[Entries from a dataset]
________________________

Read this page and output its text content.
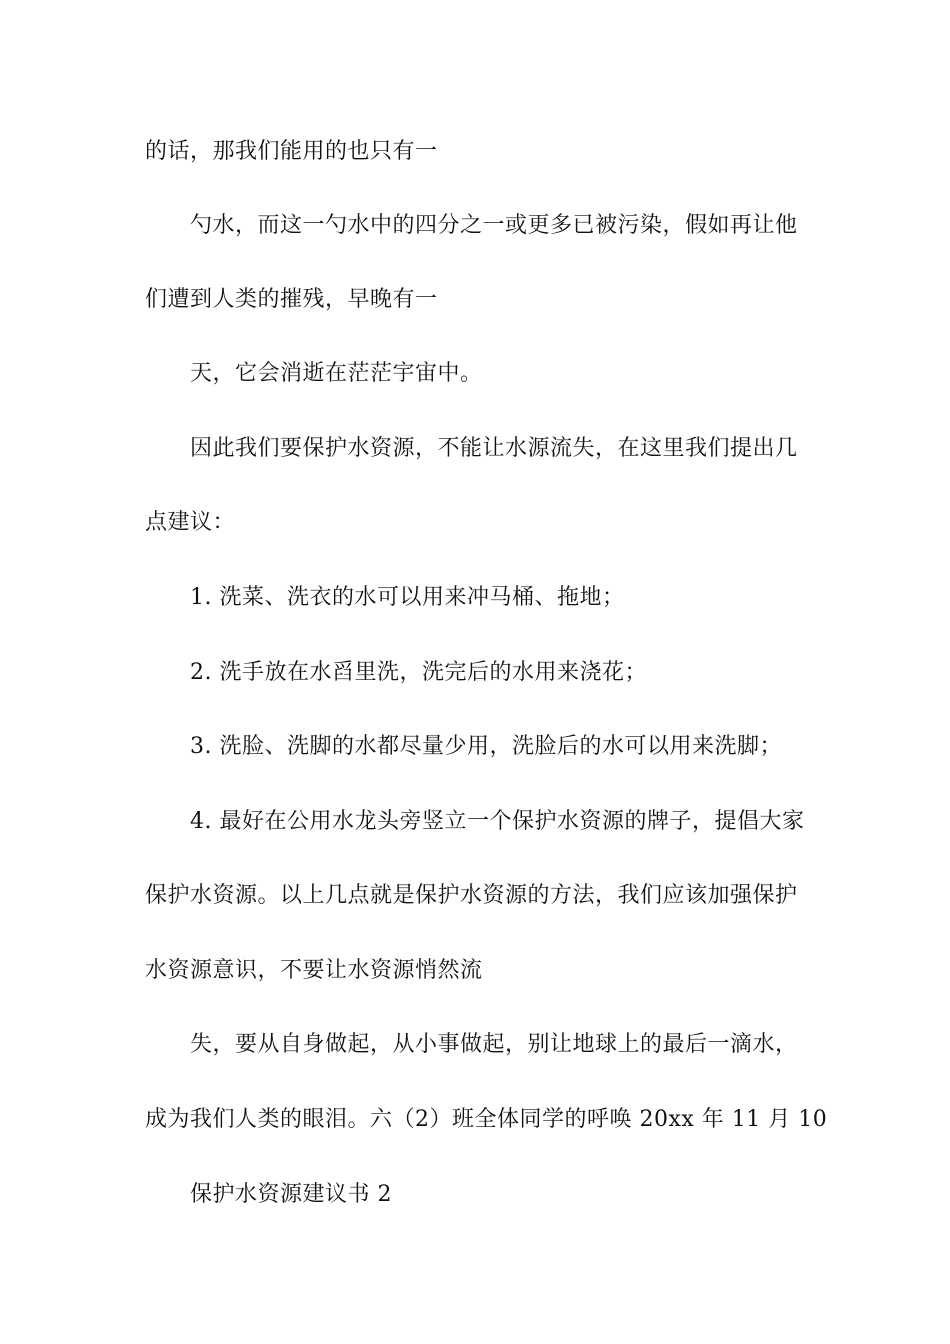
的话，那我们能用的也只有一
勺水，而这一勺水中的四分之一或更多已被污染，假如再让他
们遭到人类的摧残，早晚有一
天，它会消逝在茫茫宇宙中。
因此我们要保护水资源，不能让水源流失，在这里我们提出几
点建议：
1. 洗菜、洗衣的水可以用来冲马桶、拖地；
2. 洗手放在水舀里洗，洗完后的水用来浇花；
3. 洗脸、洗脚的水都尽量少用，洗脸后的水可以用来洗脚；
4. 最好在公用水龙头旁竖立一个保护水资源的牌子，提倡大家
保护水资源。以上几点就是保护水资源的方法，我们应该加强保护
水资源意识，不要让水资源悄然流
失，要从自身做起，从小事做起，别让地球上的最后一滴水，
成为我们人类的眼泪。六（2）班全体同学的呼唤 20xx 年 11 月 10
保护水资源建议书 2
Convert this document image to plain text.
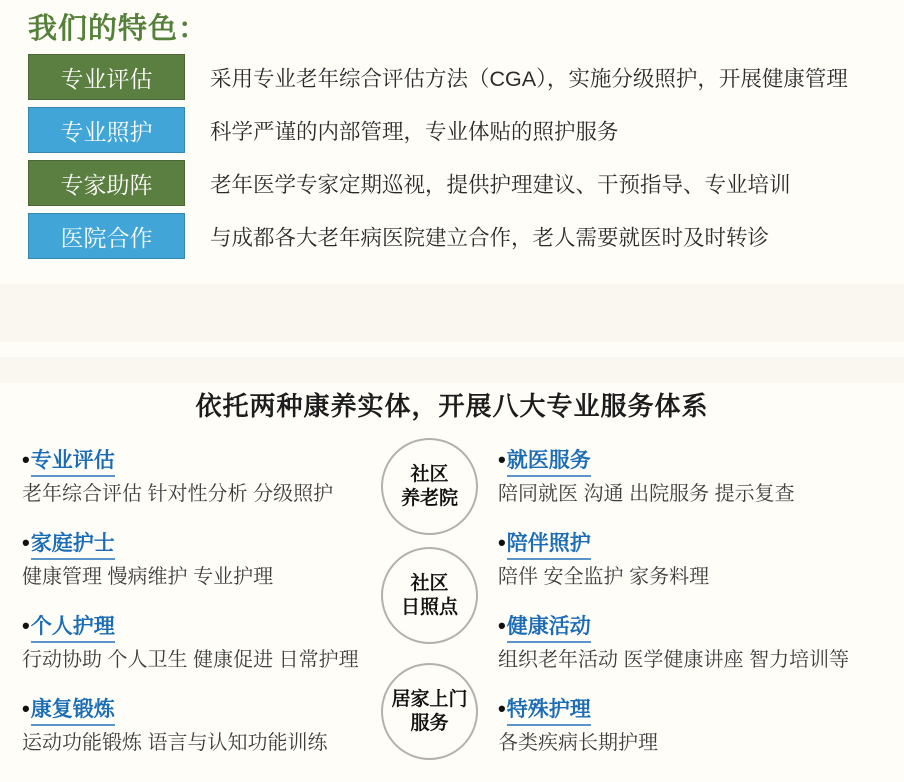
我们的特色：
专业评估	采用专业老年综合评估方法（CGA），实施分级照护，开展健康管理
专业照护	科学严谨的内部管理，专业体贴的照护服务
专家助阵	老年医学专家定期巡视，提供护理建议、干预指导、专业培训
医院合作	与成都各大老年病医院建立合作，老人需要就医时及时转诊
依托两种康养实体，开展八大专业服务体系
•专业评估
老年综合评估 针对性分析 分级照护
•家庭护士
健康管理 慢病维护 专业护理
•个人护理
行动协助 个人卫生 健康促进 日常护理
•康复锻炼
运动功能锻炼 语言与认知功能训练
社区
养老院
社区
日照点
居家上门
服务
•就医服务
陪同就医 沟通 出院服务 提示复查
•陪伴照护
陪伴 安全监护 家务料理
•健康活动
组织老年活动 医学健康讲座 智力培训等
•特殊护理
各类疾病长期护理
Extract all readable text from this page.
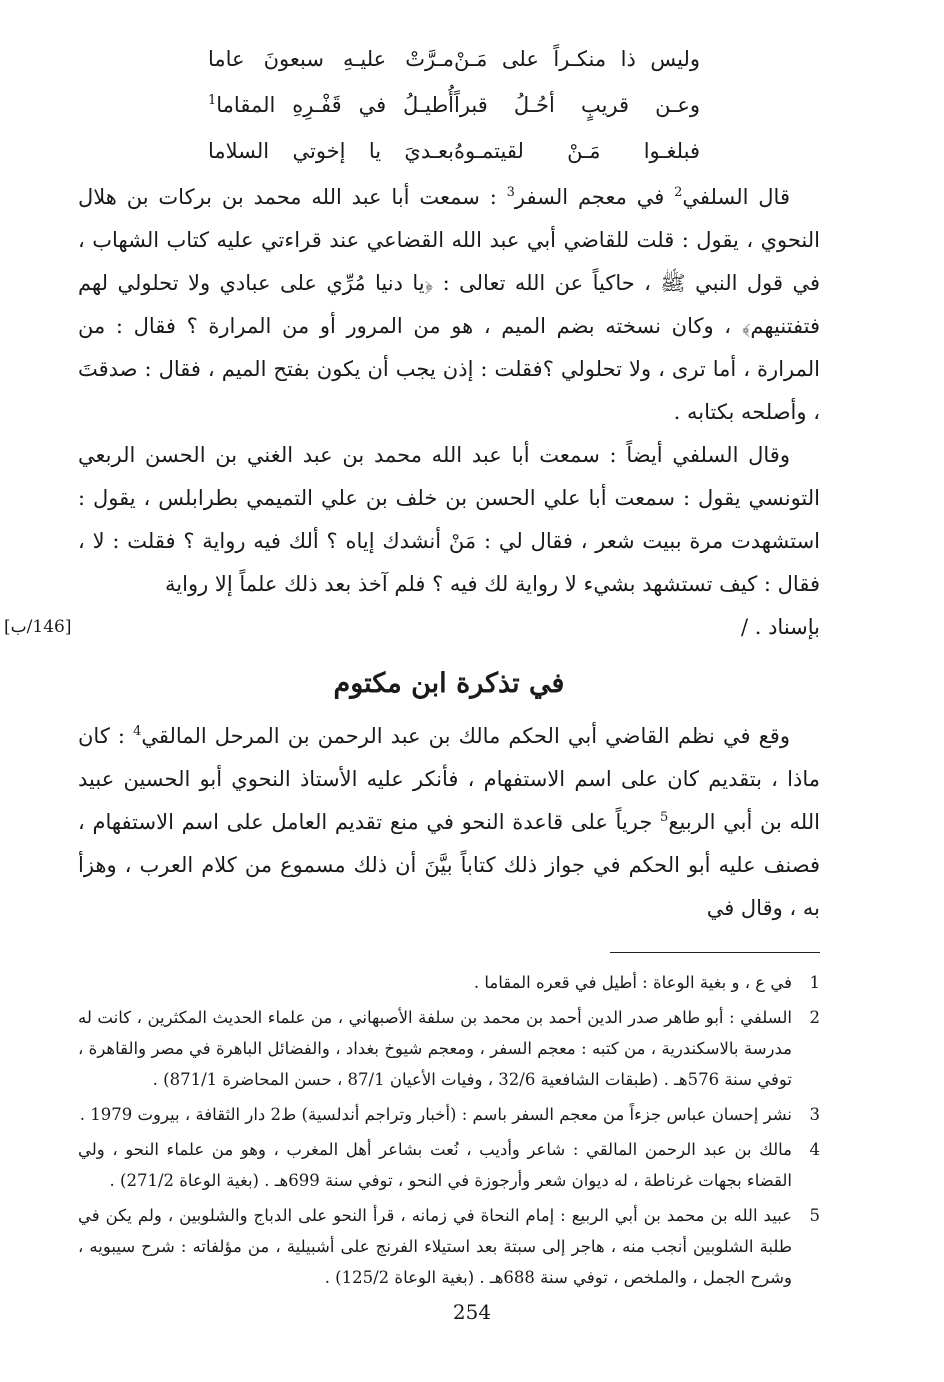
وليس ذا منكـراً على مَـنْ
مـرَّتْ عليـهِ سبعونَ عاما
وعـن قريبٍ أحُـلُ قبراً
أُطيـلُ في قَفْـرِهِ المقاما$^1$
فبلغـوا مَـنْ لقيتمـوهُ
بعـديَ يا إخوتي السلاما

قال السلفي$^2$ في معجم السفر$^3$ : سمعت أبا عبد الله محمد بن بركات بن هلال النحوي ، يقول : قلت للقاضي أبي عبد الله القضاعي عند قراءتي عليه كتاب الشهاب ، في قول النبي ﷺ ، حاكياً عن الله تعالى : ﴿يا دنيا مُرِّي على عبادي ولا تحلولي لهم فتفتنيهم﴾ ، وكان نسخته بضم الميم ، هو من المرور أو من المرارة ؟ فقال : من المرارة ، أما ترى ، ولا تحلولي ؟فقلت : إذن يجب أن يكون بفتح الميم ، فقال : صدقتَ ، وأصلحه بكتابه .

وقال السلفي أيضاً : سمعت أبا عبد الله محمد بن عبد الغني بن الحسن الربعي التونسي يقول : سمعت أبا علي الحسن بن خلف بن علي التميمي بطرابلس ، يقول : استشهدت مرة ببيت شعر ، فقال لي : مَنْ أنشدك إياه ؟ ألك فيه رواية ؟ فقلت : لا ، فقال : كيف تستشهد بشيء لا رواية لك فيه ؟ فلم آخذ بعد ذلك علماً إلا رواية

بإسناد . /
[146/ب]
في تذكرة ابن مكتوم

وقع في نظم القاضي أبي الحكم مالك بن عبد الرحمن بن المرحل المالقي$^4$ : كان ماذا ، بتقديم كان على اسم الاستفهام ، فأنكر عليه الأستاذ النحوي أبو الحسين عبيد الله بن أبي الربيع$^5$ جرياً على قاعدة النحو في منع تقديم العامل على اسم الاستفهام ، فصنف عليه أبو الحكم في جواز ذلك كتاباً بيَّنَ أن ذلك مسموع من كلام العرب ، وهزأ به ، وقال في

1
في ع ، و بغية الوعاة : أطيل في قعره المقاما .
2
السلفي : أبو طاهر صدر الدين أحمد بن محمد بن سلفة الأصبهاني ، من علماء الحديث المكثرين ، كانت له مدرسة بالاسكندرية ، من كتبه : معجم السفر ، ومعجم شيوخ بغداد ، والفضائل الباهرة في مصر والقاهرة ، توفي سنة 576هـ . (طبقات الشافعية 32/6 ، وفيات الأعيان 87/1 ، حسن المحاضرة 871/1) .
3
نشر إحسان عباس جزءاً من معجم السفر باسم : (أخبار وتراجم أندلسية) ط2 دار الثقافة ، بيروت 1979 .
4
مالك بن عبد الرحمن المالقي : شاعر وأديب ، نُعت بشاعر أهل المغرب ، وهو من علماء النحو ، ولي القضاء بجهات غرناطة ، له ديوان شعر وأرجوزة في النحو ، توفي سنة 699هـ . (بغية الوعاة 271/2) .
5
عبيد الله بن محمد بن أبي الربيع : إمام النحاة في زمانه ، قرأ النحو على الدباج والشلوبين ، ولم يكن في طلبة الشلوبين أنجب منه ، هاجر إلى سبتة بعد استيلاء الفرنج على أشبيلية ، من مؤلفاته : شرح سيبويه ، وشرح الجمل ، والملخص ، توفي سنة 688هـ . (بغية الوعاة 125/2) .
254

________________________

> _Aim of the exercise_
Transcribe the full listing above exactly as it stands, minus the pictures.

> _Exercise response_
Read this page and output its text content.
的话，那我们能用的也只有一
勺水，而这一勺水中的四分之一或更多已被污染，假如再让他
们遭到人类的摧残，早晚有一
天，它会消逝在茫茫宇宙中。
因此我们要保护水资源，不能让水源流失，在这里我们提出几
点建议：
1. 洗菜、洗衣的水可以用来冲马桶、拖地；
2. 洗手放在水舀里洗，洗完后的水用来浇花；
3. 洗脸、洗脚的水都尽量少用，洗脸后的水可以用来洗脚；
4. 最好在公用水龙头旁竖立一个保护水资源的牌子，提倡大家
保护水资源。以上几点就是保护水资源的方法，我们应该加强保护
水资源意识，不要让水资源悄然流
失，要从自身做起，从小事做起，别让地球上的最后一滴水，
成为我们人类的眼泪。六（2）班全体同学的呼唤 20xx 年 11 月 10
保护水资源建议书 2
Convert this document image to plain text.
我们的特色：
专业评估	采用专业老年综合评估方法（CGA），实施分级照护，开展健康管理
专业照护	科学严谨的内部管理，专业体贴的照护服务
专家助阵	老年医学专家定期巡视，提供护理建议、干预指导、专业培训
医院合作	与成都各大老年病医院建立合作，老人需要就医时及时转诊
依托两种康养实体，开展八大专业服务体系
•专业评估
老年综合评估 针对性分析 分级照护
•家庭护士
健康管理 慢病维护 专业护理
•个人护理
行动协助 个人卫生 健康促进 日常护理
•康复锻炼
运动功能锻炼 语言与认知功能训练
社区
养老院
社区
日照点
居家上门
服务
•就医服务
陪同就医 沟通 出院服务 提示复查
•陪伴照护
陪伴 安全监护 家务料理
•健康活动
组织老年活动 医学健康讲座 智力培训等
•特殊护理
各类疾病长期护理
Extract all readable text from this page.
وليس ذا منكـراً على مَـنْ
مـرَّتْ عليـهِ سبعونَ عاما
وعـن قريبٍ أحُـلُ قبراً
أُطيـلُ في قَفْـرِهِ المقاما$^1$
فبلغـوا مَـنْ لقيتمـوهُ
بعـديَ يا إخوتي السلاما

قال السلفي$^2$ في معجم السفر$^3$ : سمعت أبا عبد الله محمد بن بركات بن هلال النحوي ، يقول : قلت للقاضي أبي عبد الله القضاعي عند قراءتي عليه كتاب الشهاب ، في قول النبي ﷺ ، حاكياً عن الله تعالى : ﴿يا دنيا مُرِّي على عبادي ولا تحلولي لهم فتفتنيهم﴾ ، وكان نسخته بضم الميم ، هو من المرور أو من المرارة ؟ فقال : من المرارة ، أما ترى ، ولا تحلولي ؟فقلت : إذن يجب أن يكون بفتح الميم ، فقال : صدقتَ ، وأصلحه بكتابه .

وقال السلفي أيضاً : سمعت أبا عبد الله محمد بن عبد الغني بن الحسن الربعي التونسي يقول : سمعت أبا علي الحسن بن خلف بن علي التميمي بطرابلس ، يقول : استشهدت مرة ببيت شعر ، فقال لي : مَنْ أنشدك إياه ؟ ألك فيه رواية ؟ فقلت : لا ، فقال : كيف تستشهد بشيء لا رواية لك فيه ؟ فلم آخذ بعد ذلك علماً إلا رواية

بإسناد . /
[146/ب]
في تذكرة ابن مكتوم

وقع في نظم القاضي أبي الحكم مالك بن عبد الرحمن بن المرحل المالقي$^4$ : كان ماذا ، بتقديم كان على اسم الاستفهام ، فأنكر عليه الأستاذ النحوي أبو الحسين عبيد الله بن أبي الربيع$^5$ جرياً على قاعدة النحو في منع تقديم العامل على اسم الاستفهام ، فصنف عليه أبو الحكم في جواز ذلك كتاباً بيَّنَ أن ذلك مسموع من كلام العرب ، وهزأ به ، وقال في

1
في ع ، و بغية الوعاة : أطيل في قعره المقاما .
2
السلفي : أبو طاهر صدر الدين أحمد بن محمد بن سلفة الأصبهاني ، من علماء الحديث المكثرين ، كانت له مدرسة بالاسكندرية ، من كتبه : معجم السفر ، ومعجم شيوخ بغداد ، والفضائل الباهرة في مصر والقاهرة ، توفي سنة 576هـ . (طبقات الشافعية 32/6 ، وفيات الأعيان 87/1 ، حسن المحاضرة 871/1) .
3
نشر إحسان عباس جزءاً من معجم السفر باسم : (أخبار وتراجم أندلسية) ط2 دار الثقافة ، بيروت 1979 .
4
مالك بن عبد الرحمن المالقي : شاعر وأديب ، نُعت بشاعر أهل المغرب ، وهو من علماء النحو ، ولي القضاء بجهات غرناطة ، له ديوان شعر وأرجوزة في النحو ، توفي سنة 699هـ . (بغية الوعاة 271/2) .
5
عبيد الله بن محمد بن أبي الربيع : إمام النحاة في زمانه ، قرأ النحو على الدباج والشلوبين ، ولم يكن في طلبة الشلوبين أنجب منه ، هاجر إلى سبتة بعد استيلاء الفرنج على أشبيلية ، من مؤلفاته : شرح سيبويه ، وشرح الجمل ، والملخص ، توفي سنة 688هـ . (بغية الوعاة 125/2) .
254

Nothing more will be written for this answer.